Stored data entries
○ ○ ○ ○ ○

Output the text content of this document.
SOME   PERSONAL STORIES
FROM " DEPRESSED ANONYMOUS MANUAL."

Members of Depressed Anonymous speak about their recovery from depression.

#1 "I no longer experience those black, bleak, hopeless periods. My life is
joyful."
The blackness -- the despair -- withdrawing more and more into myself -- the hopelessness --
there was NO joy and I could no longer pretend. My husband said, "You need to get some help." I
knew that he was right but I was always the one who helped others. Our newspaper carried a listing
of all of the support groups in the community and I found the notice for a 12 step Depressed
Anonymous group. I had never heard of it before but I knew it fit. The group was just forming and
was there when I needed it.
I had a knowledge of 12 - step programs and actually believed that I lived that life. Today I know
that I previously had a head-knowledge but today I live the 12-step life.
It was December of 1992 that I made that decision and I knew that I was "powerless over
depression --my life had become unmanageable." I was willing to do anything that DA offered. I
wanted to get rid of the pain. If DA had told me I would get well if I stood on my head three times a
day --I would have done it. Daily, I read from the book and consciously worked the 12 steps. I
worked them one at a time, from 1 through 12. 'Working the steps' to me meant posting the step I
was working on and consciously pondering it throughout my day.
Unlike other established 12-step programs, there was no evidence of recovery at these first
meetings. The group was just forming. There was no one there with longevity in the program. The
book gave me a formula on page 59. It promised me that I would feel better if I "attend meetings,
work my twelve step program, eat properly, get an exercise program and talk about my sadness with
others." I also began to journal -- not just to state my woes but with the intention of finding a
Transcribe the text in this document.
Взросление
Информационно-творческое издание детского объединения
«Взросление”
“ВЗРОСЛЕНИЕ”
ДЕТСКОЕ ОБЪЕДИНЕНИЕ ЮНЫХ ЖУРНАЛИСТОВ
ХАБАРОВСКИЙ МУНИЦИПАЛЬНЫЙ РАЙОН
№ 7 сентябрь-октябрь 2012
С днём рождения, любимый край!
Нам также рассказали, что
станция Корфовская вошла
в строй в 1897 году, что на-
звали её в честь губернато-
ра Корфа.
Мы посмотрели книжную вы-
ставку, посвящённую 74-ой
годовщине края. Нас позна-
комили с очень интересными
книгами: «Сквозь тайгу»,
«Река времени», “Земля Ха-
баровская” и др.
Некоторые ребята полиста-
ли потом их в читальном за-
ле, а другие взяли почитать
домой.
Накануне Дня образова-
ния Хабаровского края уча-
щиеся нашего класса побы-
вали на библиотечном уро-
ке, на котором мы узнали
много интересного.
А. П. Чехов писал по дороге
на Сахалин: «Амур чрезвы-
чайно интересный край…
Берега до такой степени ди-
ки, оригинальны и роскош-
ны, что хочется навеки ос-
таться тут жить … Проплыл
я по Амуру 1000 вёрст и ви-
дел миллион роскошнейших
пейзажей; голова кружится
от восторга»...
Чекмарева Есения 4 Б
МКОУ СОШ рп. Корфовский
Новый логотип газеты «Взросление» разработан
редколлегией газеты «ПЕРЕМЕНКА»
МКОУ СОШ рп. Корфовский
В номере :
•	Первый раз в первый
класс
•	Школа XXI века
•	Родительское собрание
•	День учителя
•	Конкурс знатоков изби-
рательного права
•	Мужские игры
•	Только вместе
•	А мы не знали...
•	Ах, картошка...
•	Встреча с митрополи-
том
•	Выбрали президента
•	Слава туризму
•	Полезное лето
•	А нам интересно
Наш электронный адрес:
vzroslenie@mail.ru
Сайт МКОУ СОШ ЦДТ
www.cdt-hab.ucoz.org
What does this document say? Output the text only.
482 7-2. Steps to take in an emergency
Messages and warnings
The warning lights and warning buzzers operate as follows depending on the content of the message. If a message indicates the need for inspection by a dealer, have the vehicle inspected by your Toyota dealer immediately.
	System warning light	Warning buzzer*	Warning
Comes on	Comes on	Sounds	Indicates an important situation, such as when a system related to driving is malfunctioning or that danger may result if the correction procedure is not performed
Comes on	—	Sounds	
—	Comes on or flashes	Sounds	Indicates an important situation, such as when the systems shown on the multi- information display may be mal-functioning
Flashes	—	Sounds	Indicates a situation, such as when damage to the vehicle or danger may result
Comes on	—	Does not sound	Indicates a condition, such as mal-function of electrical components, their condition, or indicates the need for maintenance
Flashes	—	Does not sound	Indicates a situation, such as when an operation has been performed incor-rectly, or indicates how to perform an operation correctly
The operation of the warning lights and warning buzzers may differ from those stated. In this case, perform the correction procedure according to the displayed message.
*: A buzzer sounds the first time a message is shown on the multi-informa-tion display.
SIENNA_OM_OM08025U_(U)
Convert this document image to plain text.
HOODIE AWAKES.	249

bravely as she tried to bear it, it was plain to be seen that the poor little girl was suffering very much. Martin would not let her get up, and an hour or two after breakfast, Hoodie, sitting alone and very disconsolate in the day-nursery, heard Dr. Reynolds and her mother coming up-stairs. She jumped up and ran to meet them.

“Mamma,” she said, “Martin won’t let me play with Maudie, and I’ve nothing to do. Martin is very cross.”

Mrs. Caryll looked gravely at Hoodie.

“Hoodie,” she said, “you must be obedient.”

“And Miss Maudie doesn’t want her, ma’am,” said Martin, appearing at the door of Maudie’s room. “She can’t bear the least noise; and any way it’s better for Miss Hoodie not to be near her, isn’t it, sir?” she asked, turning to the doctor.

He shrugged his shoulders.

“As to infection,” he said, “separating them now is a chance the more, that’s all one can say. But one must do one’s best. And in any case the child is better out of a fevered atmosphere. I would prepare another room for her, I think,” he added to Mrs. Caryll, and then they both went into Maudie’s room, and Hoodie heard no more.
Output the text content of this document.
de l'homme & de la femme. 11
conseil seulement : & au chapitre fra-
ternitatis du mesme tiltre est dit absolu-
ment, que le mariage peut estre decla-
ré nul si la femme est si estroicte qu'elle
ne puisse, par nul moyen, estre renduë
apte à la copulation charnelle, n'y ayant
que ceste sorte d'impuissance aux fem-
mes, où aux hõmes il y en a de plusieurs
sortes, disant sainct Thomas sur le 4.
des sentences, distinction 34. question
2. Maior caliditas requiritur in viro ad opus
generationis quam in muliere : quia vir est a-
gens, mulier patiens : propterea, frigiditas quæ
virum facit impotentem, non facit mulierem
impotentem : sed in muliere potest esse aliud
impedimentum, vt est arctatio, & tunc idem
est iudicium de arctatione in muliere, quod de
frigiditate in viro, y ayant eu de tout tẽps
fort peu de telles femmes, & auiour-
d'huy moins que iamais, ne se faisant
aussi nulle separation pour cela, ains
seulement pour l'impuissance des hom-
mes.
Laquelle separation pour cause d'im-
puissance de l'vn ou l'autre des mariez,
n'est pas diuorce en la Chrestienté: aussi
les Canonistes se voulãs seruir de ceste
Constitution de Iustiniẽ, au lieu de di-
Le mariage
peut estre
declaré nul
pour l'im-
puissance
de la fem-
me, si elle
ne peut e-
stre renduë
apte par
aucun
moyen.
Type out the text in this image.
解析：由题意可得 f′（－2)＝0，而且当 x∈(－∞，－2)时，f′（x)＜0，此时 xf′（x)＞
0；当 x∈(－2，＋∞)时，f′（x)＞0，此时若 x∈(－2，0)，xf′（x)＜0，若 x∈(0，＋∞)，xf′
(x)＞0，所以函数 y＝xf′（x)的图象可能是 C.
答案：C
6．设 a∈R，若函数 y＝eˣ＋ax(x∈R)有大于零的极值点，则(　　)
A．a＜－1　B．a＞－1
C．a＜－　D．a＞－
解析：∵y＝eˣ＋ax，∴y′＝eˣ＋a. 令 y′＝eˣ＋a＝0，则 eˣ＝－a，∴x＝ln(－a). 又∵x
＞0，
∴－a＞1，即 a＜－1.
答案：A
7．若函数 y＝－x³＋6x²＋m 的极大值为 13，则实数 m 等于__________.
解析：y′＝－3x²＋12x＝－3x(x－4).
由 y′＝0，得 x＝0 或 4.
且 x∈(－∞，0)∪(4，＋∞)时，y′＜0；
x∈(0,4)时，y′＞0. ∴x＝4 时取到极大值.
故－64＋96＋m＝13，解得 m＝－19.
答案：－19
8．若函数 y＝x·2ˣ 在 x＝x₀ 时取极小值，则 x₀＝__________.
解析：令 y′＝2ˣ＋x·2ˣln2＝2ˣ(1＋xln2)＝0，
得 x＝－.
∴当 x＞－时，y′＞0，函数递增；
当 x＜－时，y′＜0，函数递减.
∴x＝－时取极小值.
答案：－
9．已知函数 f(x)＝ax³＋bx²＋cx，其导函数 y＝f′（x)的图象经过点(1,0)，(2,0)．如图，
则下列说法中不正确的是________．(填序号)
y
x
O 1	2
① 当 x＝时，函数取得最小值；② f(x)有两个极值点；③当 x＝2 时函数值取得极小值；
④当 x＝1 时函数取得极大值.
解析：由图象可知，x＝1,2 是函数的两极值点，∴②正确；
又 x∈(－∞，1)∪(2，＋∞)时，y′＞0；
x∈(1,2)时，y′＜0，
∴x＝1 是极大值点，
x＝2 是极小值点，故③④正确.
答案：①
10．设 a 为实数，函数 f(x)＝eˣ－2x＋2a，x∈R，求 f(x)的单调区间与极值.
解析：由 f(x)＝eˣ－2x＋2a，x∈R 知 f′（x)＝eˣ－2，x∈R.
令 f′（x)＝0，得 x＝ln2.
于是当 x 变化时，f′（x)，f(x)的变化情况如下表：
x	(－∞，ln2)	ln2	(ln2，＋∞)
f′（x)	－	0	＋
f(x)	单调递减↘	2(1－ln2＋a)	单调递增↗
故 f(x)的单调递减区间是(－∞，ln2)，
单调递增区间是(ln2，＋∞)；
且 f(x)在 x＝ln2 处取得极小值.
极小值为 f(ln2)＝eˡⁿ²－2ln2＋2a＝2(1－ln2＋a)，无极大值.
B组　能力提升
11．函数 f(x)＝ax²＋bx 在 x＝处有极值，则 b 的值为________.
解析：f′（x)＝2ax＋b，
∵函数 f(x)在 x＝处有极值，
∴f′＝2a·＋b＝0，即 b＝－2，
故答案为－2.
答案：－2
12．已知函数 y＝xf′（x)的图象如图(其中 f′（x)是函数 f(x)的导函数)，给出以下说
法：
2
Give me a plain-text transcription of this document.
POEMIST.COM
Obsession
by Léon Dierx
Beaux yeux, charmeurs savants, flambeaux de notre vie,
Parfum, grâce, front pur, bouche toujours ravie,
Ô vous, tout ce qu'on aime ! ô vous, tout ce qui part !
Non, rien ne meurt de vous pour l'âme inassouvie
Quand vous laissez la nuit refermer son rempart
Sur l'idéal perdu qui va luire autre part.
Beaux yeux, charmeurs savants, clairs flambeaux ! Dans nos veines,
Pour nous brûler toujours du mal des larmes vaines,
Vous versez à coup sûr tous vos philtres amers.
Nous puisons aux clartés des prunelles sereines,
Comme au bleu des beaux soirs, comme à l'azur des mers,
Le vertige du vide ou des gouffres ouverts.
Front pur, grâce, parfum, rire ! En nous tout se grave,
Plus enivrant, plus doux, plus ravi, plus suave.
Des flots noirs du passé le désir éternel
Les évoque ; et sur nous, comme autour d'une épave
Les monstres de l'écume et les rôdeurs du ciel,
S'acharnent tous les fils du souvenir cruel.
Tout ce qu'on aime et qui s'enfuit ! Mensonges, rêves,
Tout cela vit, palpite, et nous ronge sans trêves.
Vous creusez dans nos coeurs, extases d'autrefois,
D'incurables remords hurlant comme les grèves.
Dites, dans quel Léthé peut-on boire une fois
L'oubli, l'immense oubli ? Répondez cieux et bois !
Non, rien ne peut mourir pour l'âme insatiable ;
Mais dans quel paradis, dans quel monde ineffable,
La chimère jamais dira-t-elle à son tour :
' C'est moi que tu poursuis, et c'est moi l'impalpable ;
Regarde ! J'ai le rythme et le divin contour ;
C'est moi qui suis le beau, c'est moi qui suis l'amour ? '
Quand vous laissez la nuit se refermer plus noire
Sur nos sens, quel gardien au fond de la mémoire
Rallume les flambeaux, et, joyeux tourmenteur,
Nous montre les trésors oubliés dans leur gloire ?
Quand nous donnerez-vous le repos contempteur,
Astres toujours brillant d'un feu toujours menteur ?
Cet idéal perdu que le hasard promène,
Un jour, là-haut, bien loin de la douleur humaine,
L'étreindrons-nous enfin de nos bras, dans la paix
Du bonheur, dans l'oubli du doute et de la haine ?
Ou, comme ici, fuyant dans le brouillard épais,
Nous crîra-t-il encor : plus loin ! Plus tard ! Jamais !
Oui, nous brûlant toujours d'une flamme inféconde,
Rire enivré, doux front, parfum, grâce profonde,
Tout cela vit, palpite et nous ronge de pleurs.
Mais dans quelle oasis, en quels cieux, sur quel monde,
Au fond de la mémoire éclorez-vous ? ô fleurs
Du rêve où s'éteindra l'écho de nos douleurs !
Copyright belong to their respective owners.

○ ○ ○ ○ ○

* Exercise requirements *
Find every line containing the word "doux", then give the total and nothing more.

* Solution to this problem *
2